§ TASK REQUIREMENTS: Repeat the lines that follow, leaving nothing out.

Dataset items
══════
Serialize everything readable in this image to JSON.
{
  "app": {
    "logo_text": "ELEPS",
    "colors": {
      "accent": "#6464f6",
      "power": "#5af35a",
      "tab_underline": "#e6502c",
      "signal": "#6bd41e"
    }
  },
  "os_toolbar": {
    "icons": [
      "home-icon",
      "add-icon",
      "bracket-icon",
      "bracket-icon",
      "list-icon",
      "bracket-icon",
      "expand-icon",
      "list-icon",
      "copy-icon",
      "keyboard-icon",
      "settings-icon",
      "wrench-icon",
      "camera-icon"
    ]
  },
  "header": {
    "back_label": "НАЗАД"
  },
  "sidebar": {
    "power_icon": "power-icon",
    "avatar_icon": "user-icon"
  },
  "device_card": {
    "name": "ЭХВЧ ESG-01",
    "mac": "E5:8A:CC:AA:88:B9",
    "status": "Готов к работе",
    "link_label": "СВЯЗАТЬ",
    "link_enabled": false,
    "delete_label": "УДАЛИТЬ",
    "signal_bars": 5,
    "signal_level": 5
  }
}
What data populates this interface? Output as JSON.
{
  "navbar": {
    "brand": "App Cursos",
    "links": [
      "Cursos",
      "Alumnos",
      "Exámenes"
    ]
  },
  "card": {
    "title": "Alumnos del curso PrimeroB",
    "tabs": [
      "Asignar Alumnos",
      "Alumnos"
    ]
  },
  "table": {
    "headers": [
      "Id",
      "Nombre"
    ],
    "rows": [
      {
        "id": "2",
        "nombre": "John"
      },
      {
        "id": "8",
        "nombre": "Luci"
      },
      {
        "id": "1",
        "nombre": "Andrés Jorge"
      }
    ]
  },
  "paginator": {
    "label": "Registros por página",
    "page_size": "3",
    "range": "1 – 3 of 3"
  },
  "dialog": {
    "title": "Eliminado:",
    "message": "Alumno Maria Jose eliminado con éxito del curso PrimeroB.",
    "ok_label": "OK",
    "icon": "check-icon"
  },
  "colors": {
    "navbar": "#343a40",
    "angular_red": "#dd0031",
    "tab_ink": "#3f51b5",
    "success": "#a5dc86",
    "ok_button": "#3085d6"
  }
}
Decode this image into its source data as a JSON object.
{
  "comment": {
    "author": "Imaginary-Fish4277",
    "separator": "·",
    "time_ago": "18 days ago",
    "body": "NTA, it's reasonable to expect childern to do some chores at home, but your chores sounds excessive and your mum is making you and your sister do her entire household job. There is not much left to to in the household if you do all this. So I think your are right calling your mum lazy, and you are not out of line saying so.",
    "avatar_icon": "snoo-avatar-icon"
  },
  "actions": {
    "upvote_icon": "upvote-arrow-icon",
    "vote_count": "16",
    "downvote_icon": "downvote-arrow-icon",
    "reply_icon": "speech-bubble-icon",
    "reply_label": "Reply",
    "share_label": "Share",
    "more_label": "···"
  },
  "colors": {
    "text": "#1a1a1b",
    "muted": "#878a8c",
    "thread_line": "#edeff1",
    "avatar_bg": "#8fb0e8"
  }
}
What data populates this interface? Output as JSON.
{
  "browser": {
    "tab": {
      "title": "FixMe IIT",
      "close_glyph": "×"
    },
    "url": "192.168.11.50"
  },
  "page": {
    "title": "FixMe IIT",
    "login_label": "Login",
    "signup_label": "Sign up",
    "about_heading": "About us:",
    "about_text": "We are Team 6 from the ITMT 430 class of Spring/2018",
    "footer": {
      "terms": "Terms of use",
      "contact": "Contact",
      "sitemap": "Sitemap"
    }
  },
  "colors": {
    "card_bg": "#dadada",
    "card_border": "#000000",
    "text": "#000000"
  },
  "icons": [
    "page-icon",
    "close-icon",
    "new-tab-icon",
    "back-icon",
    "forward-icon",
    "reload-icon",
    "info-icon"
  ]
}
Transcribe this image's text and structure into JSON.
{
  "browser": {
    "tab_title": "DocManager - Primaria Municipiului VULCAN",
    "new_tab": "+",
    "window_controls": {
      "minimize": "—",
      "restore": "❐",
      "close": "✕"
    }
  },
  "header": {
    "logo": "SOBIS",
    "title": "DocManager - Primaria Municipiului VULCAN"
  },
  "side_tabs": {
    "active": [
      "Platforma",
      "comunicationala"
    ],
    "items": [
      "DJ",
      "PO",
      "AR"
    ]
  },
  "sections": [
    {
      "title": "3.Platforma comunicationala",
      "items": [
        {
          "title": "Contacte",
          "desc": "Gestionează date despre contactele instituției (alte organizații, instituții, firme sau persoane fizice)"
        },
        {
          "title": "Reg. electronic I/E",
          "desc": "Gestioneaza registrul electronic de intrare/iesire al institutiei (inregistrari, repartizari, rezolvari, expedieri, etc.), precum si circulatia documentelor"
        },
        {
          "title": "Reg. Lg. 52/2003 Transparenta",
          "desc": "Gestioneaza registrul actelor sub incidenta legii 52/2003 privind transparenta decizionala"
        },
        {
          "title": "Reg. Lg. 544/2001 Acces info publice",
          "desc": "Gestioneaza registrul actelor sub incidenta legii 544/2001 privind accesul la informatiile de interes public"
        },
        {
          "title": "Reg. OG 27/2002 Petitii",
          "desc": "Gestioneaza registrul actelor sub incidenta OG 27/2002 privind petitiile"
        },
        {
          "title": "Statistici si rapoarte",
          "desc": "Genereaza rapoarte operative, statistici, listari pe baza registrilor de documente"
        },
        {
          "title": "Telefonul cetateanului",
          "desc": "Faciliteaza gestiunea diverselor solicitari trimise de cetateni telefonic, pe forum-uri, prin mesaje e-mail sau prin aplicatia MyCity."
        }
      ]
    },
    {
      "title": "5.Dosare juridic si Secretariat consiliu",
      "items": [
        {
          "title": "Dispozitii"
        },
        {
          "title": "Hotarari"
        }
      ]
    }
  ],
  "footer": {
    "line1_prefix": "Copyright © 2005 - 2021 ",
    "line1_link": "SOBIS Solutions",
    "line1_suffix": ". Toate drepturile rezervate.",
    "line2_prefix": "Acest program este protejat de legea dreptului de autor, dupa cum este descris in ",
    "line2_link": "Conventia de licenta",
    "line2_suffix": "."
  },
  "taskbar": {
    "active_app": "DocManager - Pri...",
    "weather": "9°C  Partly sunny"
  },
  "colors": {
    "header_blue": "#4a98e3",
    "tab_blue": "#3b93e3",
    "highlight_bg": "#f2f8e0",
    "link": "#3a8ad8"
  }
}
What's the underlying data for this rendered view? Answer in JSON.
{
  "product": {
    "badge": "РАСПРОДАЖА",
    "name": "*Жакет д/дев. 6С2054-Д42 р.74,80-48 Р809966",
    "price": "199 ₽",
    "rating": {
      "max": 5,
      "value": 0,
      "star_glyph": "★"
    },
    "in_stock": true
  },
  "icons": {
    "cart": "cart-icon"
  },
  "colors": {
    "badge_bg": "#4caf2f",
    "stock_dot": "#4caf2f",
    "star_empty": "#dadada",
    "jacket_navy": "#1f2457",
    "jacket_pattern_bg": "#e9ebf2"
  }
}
══════
§ RESULT OF THIS EXERCISE:
Serialize everything readable in this image to JSON.
{
  "app": {
    "logo_text": "ELEPS",
    "colors": {
      "accent": "#6464f6",
      "power": "#5af35a",
      "tab_underline": "#e6502c",
      "signal": "#6bd41e"
    }
  },
  "os_toolbar": {
    "icons": [
      "home-icon",
      "add-icon",
      "bracket-icon",
      "bracket-icon",
      "list-icon",
      "bracket-icon",
      "expand-icon",
      "list-icon",
      "copy-icon",
      "keyboard-icon",
      "settings-icon",
      "wrench-icon",
      "camera-icon"
    ]
  },
  "header": {
    "back_label": "НАЗАД"
  },
  "sidebar": {
    "power_icon": "power-icon",
    "avatar_icon": "user-icon"
  },
  "device_card": {
    "name": "ЭХВЧ ESG-01",
    "mac": "E5:8A:CC:AA:88:B9",
    "status": "Готов к работе",
    "link_label": "СВЯЗАТЬ",
    "link_enabled": false,
    "delete_label": "УДАЛИТЬ",
    "signal_bars": 5,
    "signal_level": 5
  }
}
What data populates this interface? Output as JSON.
{
  "navbar": {
    "brand": "App Cursos",
    "links": [
      "Cursos",
      "Alumnos",
      "Exámenes"
    ]
  },
  "card": {
    "title": "Alumnos del curso PrimeroB",
    "tabs": [
      "Asignar Alumnos",
      "Alumnos"
    ]
  },
  "table": {
    "headers": [
      "Id",
      "Nombre"
    ],
    "rows": [
      {
        "id": "2",
        "nombre": "John"
      },
      {
        "id": "8",
        "nombre": "Luci"
      },
      {
        "id": "1",
        "nombre": "Andrés Jorge"
      }
    ]
  },
  "paginator": {
    "label": "Registros por página",
    "page_size": "3",
    "range": "1 – 3 of 3"
  },
  "dialog": {
    "title": "Eliminado:",
    "message": "Alumno Maria Jose eliminado con éxito del curso PrimeroB.",
    "ok_label": "OK",
    "icon": "check-icon"
  },
  "colors": {
    "navbar": "#343a40",
    "angular_red": "#dd0031",
    "tab_ink": "#3f51b5",
    "success": "#a5dc86",
    "ok_button": "#3085d6"
  }
}
Decode this image into its source data as a JSON object.
{
  "comment": {
    "author": "Imaginary-Fish4277",
    "separator": "·",
    "time_ago": "18 days ago",
    "body": "NTA, it's reasonable to expect childern to do some chores at home, but your chores sounds excessive and your mum is making you and your sister do her entire household job. There is not much left to to in the household if you do all this. So I think your are right calling your mum lazy, and you are not out of line saying so.",
    "avatar_icon": "snoo-avatar-icon"
  },
  "actions": {
    "upvote_icon": "upvote-arrow-icon",
    "vote_count": "16",
    "downvote_icon": "downvote-arrow-icon",
    "reply_icon": "speech-bubble-icon",
    "reply_label": "Reply",
    "share_label": "Share",
    "more_label": "···"
  },
  "colors": {
    "text": "#1a1a1b",
    "muted": "#878a8c",
    "thread_line": "#edeff1",
    "avatar_bg": "#8fb0e8"
  }
}
What data populates this interface? Output as JSON.
{
  "browser": {
    "tab": {
      "title": "FixMe IIT",
      "close_glyph": "×"
    },
    "url": "192.168.11.50"
  },
  "page": {
    "title": "FixMe IIT",
    "login_label": "Login",
    "signup_label": "Sign up",
    "about_heading": "About us:",
    "about_text": "We are Team 6 from the ITMT 430 class of Spring/2018",
    "footer": {
      "terms": "Terms of use",
      "contact": "Contact",
      "sitemap": "Sitemap"
    }
  },
  "colors": {
    "card_bg": "#dadada",
    "card_border": "#000000",
    "text": "#000000"
  },
  "icons": [
    "page-icon",
    "close-icon",
    "new-tab-icon",
    "back-icon",
    "forward-icon",
    "reload-icon",
    "info-icon"
  ]
}
Transcribe this image's text and structure into JSON.
{
  "browser": {
    "tab_title": "DocManager - Primaria Municipiului VULCAN",
    "new_tab": "+",
    "window_controls": {
      "minimize": "—",
      "restore": "❐",
      "close": "✕"
    }
  },
  "header": {
    "logo": "SOBIS",
    "title": "DocManager - Primaria Municipiului VULCAN"
  },
  "side_tabs": {
    "active": [
      "Platforma",
      "comunicationala"
    ],
    "items": [
      "DJ",
      "PO",
      "AR"
    ]
  },
  "sections": [
    {
      "title": "3.Platforma comunicationala",
      "items": [
        {
          "title": "Contacte",
          "desc": "Gestionează date despre contactele instituției (alte organizații, instituții, firme sau persoane fizice)"
        },
        {
          "title": "Reg. electronic I/E",
          "desc": "Gestioneaza registrul electronic de intrare/iesire al institutiei (inregistrari, repartizari, rezolvari, expedieri, etc.), precum si circulatia documentelor"
        },
        {
          "title": "Reg. Lg. 52/2003 Transparenta",
          "desc": "Gestioneaza registrul actelor sub incidenta legii 52/2003 privind transparenta decizionala"
        },
        {
          "title": "Reg. Lg. 544/2001 Acces info publice",
          "desc": "Gestioneaza registrul actelor sub incidenta legii 544/2001 privind accesul la informatiile de interes public"
        },
        {
          "title": "Reg. OG 27/2002 Petitii",
          "desc": "Gestioneaza registrul actelor sub incidenta OG 27/2002 privind petitiile"
        },
        {
          "title": "Statistici si rapoarte",
          "desc": "Genereaza rapoarte operative, statistici, listari pe baza registrilor de documente"
        },
        {
          "title": "Telefonul cetateanului",
          "desc": "Faciliteaza gestiunea diverselor solicitari trimise de cetateni telefonic, pe forum-uri, prin mesaje e-mail sau prin aplicatia MyCity."
        }
      ]
    },
    {
      "title": "5.Dosare juridic si Secretariat consiliu",
      "items": [
        {
          "title": "Dispozitii"
        },
        {
          "title": "Hotarari"
        }
      ]
    }
  ],
  "footer": {
    "line1_prefix": "Copyright © 2005 - 2021 ",
    "line1_link": "SOBIS Solutions",
    "line1_suffix": ". Toate drepturile rezervate.",
    "line2_prefix": "Acest program este protejat de legea dreptului de autor, dupa cum este descris in ",
    "line2_link": "Conventia de licenta",
    "line2_suffix": "."
  },
  "taskbar": {
    "active_app": "DocManager - Pri...",
    "weather": "9°C  Partly sunny"
  },
  "colors": {
    "header_blue": "#4a98e3",
    "tab_blue": "#3b93e3",
    "highlight_bg": "#f2f8e0",
    "link": "#3a8ad8"
  }
}
What's the underlying data for this rendered view? Answer in JSON.
{
  "product": {
    "badge": "РАСПРОДАЖА",
    "name": "*Жакет д/дев. 6С2054-Д42 р.74,80-48 Р809966",
    "price": "199 ₽",
    "rating": {
      "max": 5,
      "value": 0,
      "star_glyph": "★"
    },
    "in_stock": true
  },
  "icons": {
    "cart": "cart-icon"
  },
  "colors": {
    "badge_bg": "#4caf2f",
    "stock_dot": "#4caf2f",
    "star_empty": "#dadada",
    "jacket_navy": "#1f2457",
    "jacket_pattern_bg": "#e9ebf2"
  }
}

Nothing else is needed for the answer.